YOUR GOAL —
Would you transcribe the listing that follows, character for character, and omit its images?
--- START OF RECORDS FOR PROCESSING ---
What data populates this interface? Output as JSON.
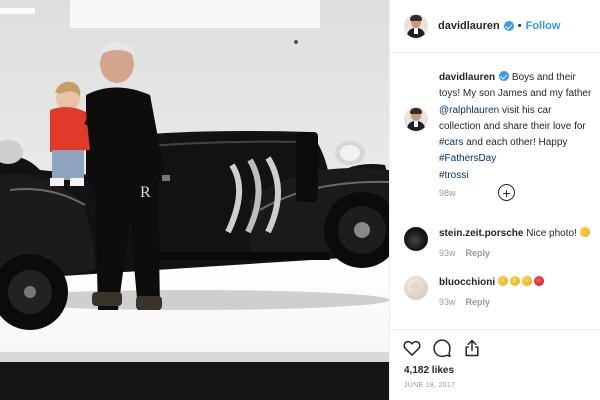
{
  "post": {
    "username": "davidlauren",
    "follow_label": "Follow",
    "separator": "•",
    "caption": {
      "text_before": " Boys and their toys! My son James and my father ",
      "mention": "@ralphlauren",
      "text_mid": " visit his car collection and share their love for ",
      "tag_cars": "#cars",
      "text_after": " and each other! Happy ",
      "tag_fathers": "#FathersDay",
      "tag_trossi": "#trossi",
      "time": "98w"
    },
    "load_more": "+",
    "comments": [
      {
        "user": "stein.zeit.porsche",
        "text": " Nice photo! ",
        "time": "93w",
        "reply": "Reply"
      },
      {
        "user": "bluocchioni",
        "text": " ",
        "time": "93w",
        "reply": "Reply"
      }
    ],
    "likes": "4,182 likes",
    "date": "JUNE 18, 2017"
  },
  "colors": {
    "accent": "#3897f0",
    "text": "#262626",
    "muted": "#999999",
    "link": "#003569"
  },
  "icons": [
    "heart-icon",
    "comment-icon",
    "share-icon",
    "verified-icon",
    "plus-circle-icon"
  ]
}
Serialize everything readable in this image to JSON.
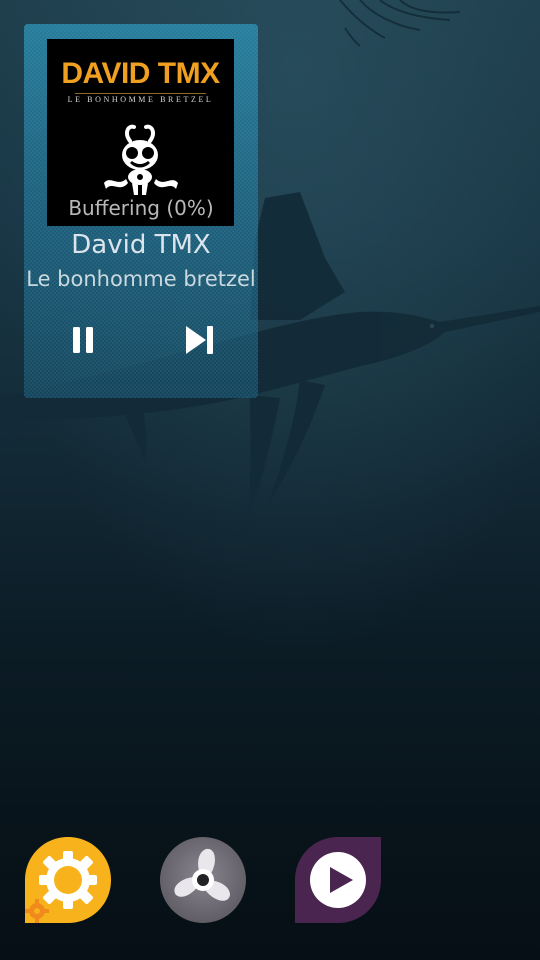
{
  "player": {
    "album_art": {
      "title": "DAVID TMX",
      "subtitle": "LE BONHOMME BRETZEL",
      "title_color": "#f0a020"
    },
    "status": "Buffering (0%)",
    "artist": "David TMX",
    "album": "Le bonhomme bretzel",
    "progress_percent": 0,
    "controls": {
      "pause_icon": "pause-icon",
      "next_icon": "skip-next-icon"
    },
    "accent_color": "#2a8fb5"
  },
  "dock": {
    "apps": [
      {
        "icon": "settings-gear-icon",
        "color": "#f7b21c"
      },
      {
        "icon": "propeller-fan-icon",
        "color": "#6e6b73"
      },
      {
        "icon": "media-play-icon",
        "color": "#4a2550"
      }
    ]
  }
}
--- END OF RECORDS FOR PROCESSING ---
RESULT OF THIS TASK —
What data populates this interface? Output as JSON.
{
  "post": {
    "username": "davidlauren",
    "follow_label": "Follow",
    "separator": "•",
    "caption": {
      "text_before": " Boys and their toys! My son James and my father ",
      "mention": "@ralphlauren",
      "text_mid": " visit his car collection and share their love for ",
      "tag_cars": "#cars",
      "text_after": " and each other! Happy ",
      "tag_fathers": "#FathersDay",
      "tag_trossi": "#trossi",
      "time": "98w"
    },
    "load_more": "+",
    "comments": [
      {
        "user": "stein.zeit.porsche",
        "text": " Nice photo! ",
        "time": "93w",
        "reply": "Reply"
      },
      {
        "user": "bluocchioni",
        "text": " ",
        "time": "93w",
        "reply": "Reply"
      }
    ],
    "likes": "4,182 likes",
    "date": "JUNE 18, 2017"
  },
  "colors": {
    "accent": "#3897f0",
    "text": "#262626",
    "muted": "#999999",
    "link": "#003569"
  },
  "icons": [
    "heart-icon",
    "comment-icon",
    "share-icon",
    "verified-icon",
    "plus-circle-icon"
  ]
}
Serialize everything readable in this image to JSON.
{
  "player": {
    "album_art": {
      "title": "DAVID TMX",
      "subtitle": "LE BONHOMME BRETZEL",
      "title_color": "#f0a020"
    },
    "status": "Buffering (0%)",
    "artist": "David TMX",
    "album": "Le bonhomme bretzel",
    "progress_percent": 0,
    "controls": {
      "pause_icon": "pause-icon",
      "next_icon": "skip-next-icon"
    },
    "accent_color": "#2a8fb5"
  },
  "dock": {
    "apps": [
      {
        "icon": "settings-gear-icon",
        "color": "#f7b21c"
      },
      {
        "icon": "propeller-fan-icon",
        "color": "#6e6b73"
      },
      {
        "icon": "media-play-icon",
        "color": "#4a2550"
      }
    ]
  }
}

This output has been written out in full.